** START **

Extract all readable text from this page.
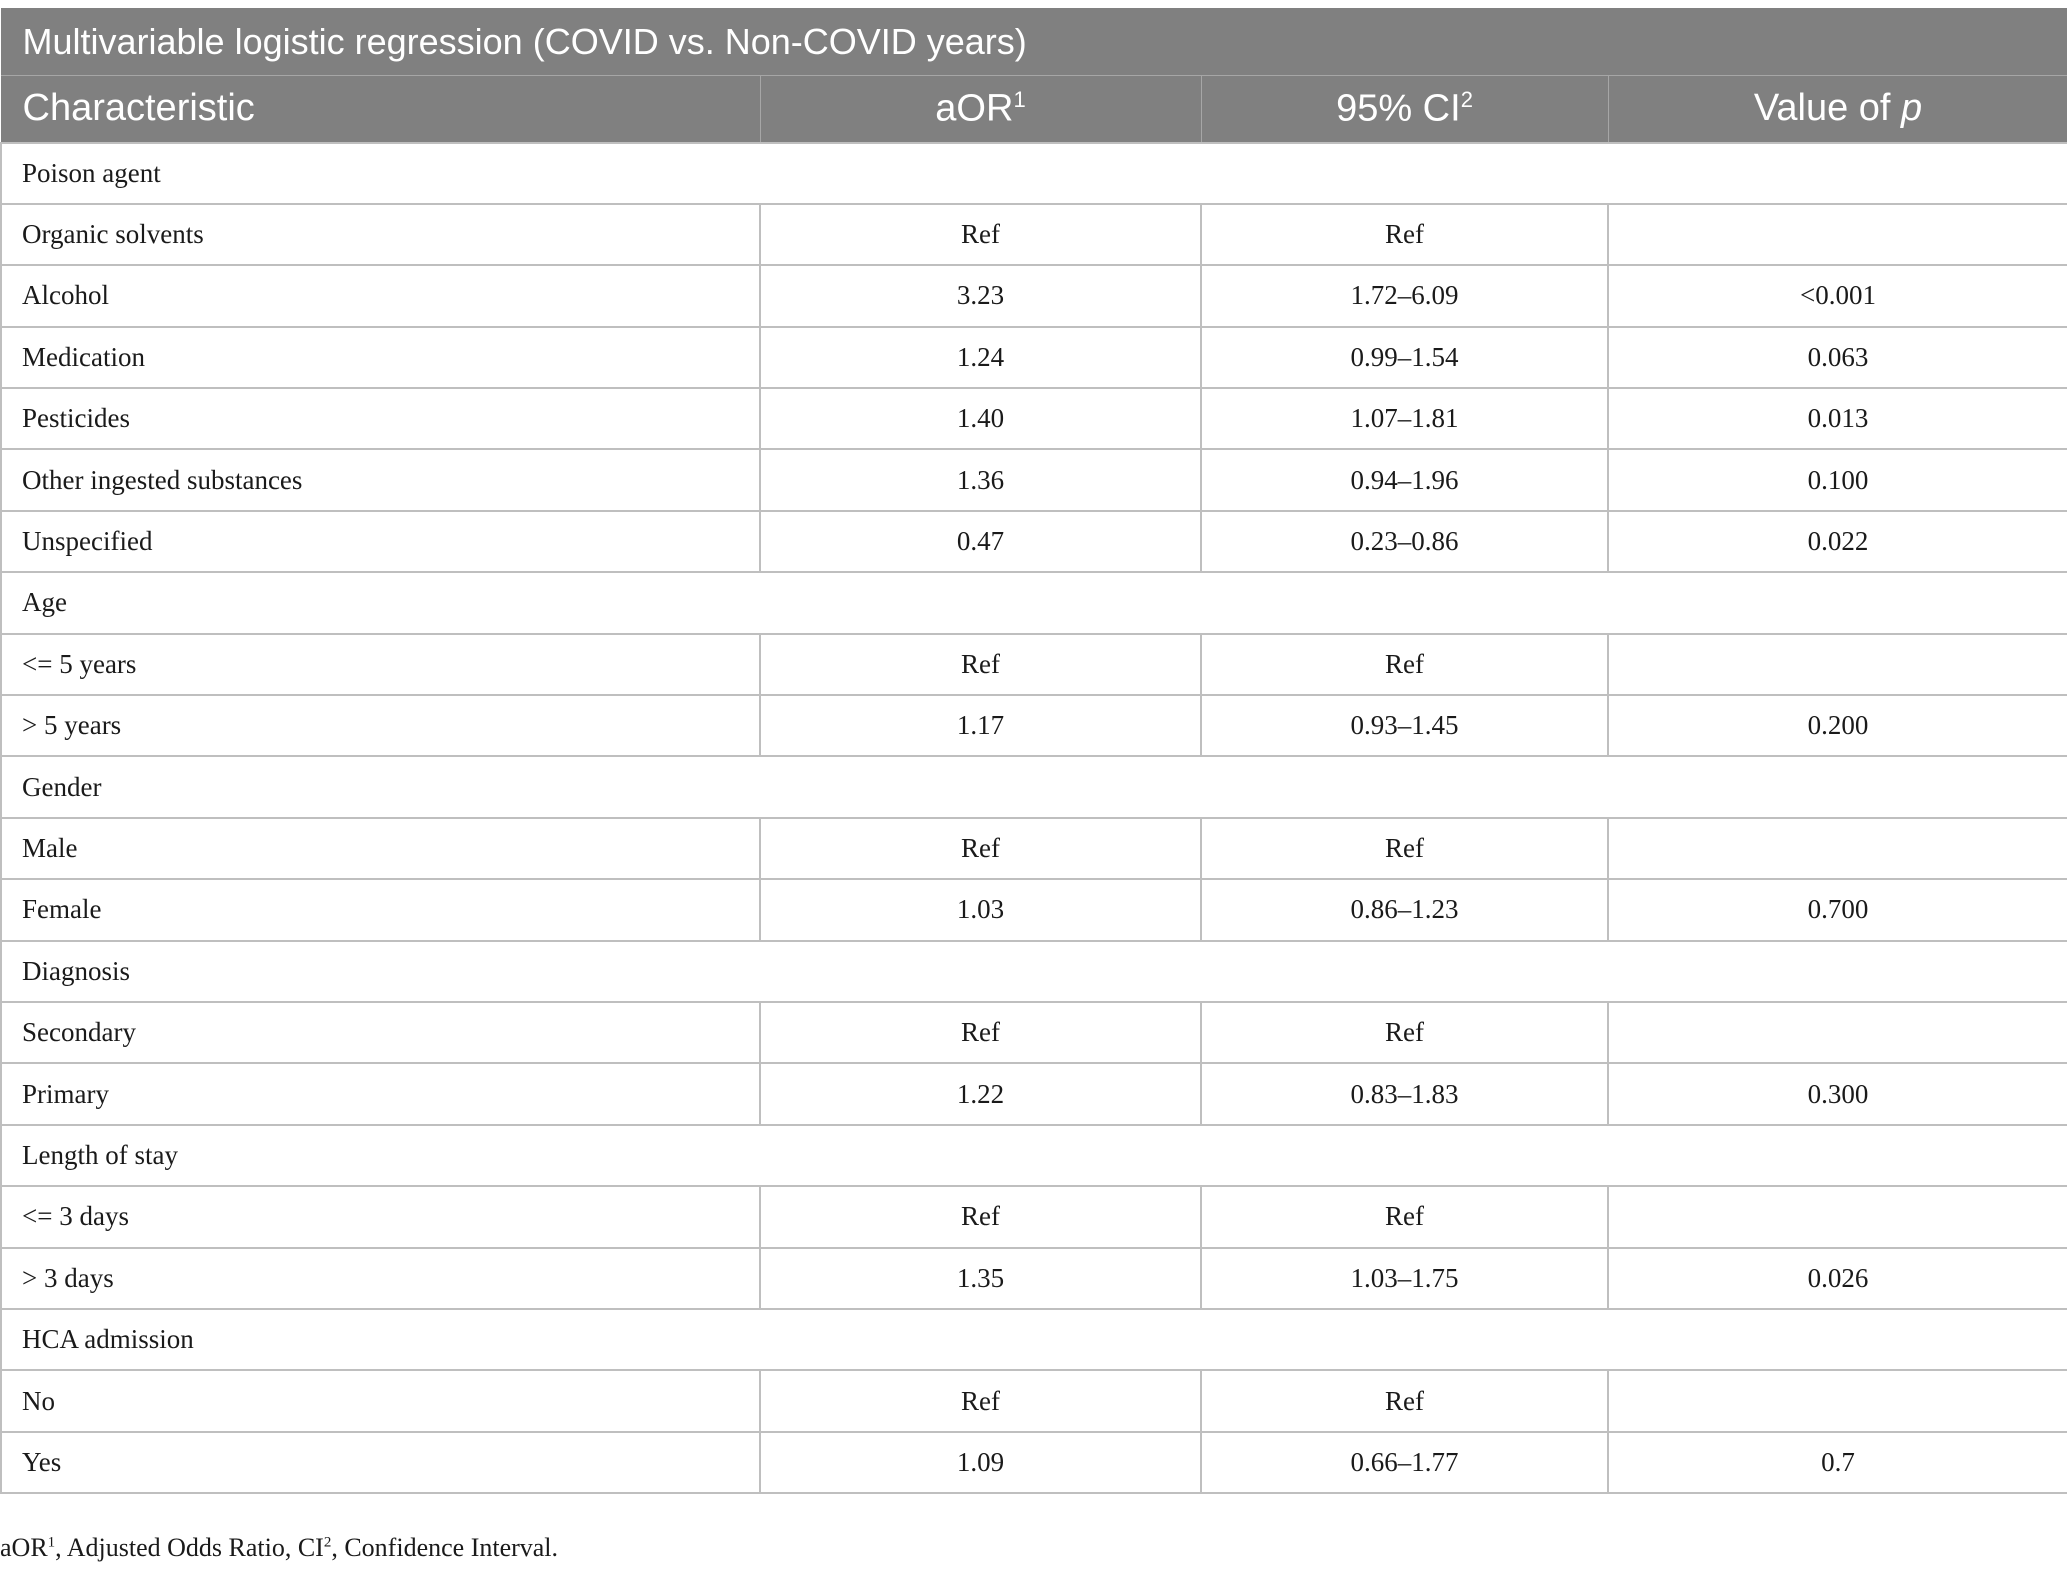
Multivariable logistic regression (COVID vs. Non-COVID years)			
Characteristic	aOR$^1$	95% $CI^2$	Value of p
Poison agent			
Organic solvents	Ref	Ref	
Alcohol	3.23	1.72–6.09	<0.001
Medication	1.24	0.99–1.54	0.063
Pesticides	1.40	1.07–1.81	0.013
Other ingested substances	1.36	0.94–1.96	0.100
Unspecified	0.47	0.23–0.86	0.022
Age			
<= 5 years	Ref	Ref	
> 5 years	1.17	0.93–1.45	0.200
Gender			
Male	Ref	Ref	
Female	1.03	0.86–1.23	0.700
Diagnosis			
Secondary	Ref	Ref	
Primary	1.22	0.83–1.83	0.300
Length of stay			
<= 3 days	Ref	Ref	
> 3 days	1.35	1.03–1.75	0.026
HCA admission			
No	Ref	Ref	
Yes	1.09	0.66–1.77	0.7
aOR$^1$, Adjusted Odds Ratio, $CI^2$, Confidence Interval.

** END **

> [YOUR GOAL]:
Every line above should be repeated exactly; pictures stay out of the copy.

> [REPLY TO THE TASK]:
Extract all readable text from this page.
Multivariable logistic regression (COVID vs. Non-COVID years)			
Characteristic	aOR$^1$	95% $CI^2$	Value of p
Poison agent			
Organic solvents	Ref	Ref	
Alcohol	3.23	1.72–6.09	<0.001
Medication	1.24	0.99–1.54	0.063
Pesticides	1.40	1.07–1.81	0.013
Other ingested substances	1.36	0.94–1.96	0.100
Unspecified	0.47	0.23–0.86	0.022
Age			
<= 5 years	Ref	Ref	
> 5 years	1.17	0.93–1.45	0.200
Gender			
Male	Ref	Ref	
Female	1.03	0.86–1.23	0.700
Diagnosis			
Secondary	Ref	Ref	
Primary	1.22	0.83–1.83	0.300
Length of stay			
<= 3 days	Ref	Ref	
> 3 days	1.35	1.03–1.75	0.026
HCA admission			
No	Ref	Ref	
Yes	1.09	0.66–1.77	0.7
aOR$^1$, Adjusted Odds Ratio, $CI^2$, Confidence Interval.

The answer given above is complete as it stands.